AIM – Check each line of the material. Copy those containing "this".

LISTED RECORDS –
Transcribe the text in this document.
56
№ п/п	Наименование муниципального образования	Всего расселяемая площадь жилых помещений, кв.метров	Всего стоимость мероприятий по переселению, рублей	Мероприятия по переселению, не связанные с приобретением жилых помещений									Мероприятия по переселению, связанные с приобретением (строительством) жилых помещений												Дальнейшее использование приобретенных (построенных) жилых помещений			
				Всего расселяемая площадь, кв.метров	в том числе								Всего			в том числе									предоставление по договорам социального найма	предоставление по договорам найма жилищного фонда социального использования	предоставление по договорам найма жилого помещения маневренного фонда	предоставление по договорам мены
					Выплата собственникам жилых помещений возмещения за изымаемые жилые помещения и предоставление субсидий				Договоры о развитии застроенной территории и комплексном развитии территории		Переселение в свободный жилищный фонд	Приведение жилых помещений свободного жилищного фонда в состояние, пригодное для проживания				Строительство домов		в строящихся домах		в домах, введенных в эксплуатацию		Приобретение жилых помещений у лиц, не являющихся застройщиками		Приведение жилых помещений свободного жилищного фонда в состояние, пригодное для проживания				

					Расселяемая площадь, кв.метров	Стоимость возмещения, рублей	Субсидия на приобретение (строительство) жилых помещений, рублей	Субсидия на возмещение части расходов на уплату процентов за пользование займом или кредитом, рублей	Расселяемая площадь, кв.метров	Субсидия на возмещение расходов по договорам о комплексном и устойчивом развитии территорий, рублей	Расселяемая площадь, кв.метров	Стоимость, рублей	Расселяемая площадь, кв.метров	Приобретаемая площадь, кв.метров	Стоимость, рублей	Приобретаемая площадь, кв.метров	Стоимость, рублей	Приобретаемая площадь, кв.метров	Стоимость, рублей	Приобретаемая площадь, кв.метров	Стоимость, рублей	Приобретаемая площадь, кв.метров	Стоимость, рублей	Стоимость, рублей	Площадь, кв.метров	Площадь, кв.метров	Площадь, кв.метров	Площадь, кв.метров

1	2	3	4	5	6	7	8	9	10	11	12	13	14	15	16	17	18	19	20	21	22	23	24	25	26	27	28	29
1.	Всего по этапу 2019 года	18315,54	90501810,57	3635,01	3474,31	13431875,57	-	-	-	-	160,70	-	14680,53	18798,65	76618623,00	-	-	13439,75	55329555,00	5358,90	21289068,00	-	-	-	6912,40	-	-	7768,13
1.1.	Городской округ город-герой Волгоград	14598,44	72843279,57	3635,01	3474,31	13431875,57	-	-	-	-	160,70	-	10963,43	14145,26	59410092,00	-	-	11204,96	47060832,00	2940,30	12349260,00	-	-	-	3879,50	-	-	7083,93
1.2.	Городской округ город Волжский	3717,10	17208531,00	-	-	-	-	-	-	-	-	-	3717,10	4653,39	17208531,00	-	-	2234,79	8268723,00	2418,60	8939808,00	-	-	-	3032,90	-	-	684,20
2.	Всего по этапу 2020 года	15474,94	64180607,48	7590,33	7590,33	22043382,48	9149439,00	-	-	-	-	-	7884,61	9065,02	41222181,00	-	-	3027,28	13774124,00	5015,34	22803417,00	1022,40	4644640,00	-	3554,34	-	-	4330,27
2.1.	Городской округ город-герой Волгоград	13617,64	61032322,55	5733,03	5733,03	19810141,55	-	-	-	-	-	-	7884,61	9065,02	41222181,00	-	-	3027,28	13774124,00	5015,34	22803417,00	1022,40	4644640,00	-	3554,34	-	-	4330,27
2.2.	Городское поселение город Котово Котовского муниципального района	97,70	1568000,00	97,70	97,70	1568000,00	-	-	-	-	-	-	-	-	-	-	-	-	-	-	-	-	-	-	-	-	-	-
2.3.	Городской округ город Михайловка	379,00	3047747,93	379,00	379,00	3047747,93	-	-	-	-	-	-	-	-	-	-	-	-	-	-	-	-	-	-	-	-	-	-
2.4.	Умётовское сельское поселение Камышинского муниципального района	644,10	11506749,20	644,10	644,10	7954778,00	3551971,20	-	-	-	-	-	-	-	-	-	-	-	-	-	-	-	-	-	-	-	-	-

---

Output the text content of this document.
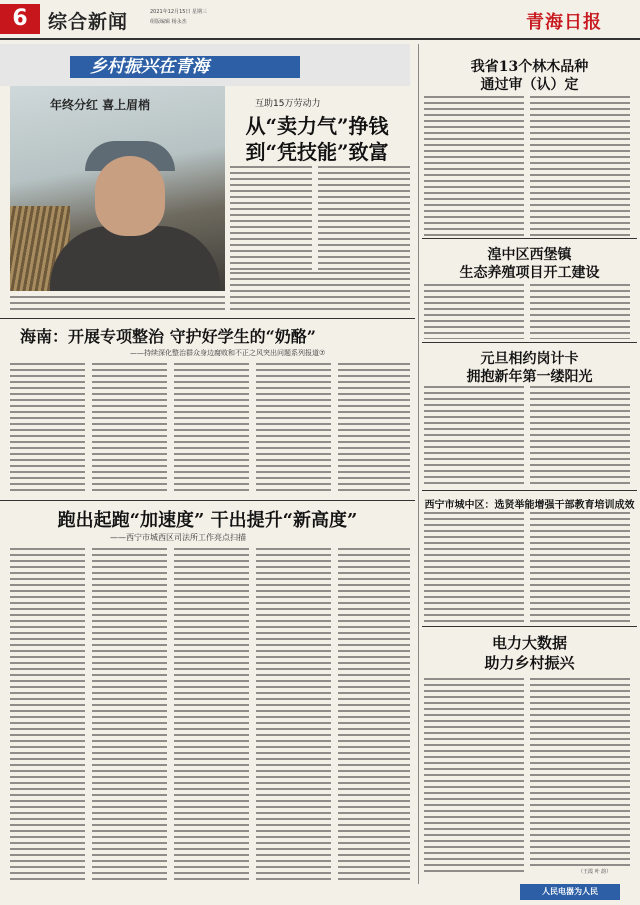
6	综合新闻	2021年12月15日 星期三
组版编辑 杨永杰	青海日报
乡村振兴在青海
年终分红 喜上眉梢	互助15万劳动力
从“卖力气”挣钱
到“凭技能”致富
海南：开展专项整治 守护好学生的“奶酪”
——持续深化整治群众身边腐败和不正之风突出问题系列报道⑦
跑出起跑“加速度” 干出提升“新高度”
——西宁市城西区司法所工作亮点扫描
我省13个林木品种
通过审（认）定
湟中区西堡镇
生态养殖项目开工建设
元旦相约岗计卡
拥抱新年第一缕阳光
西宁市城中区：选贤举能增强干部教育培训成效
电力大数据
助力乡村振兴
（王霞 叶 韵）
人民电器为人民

RESPONSE BELOW –
Transcribe the text in this document.
Output the text content of this document.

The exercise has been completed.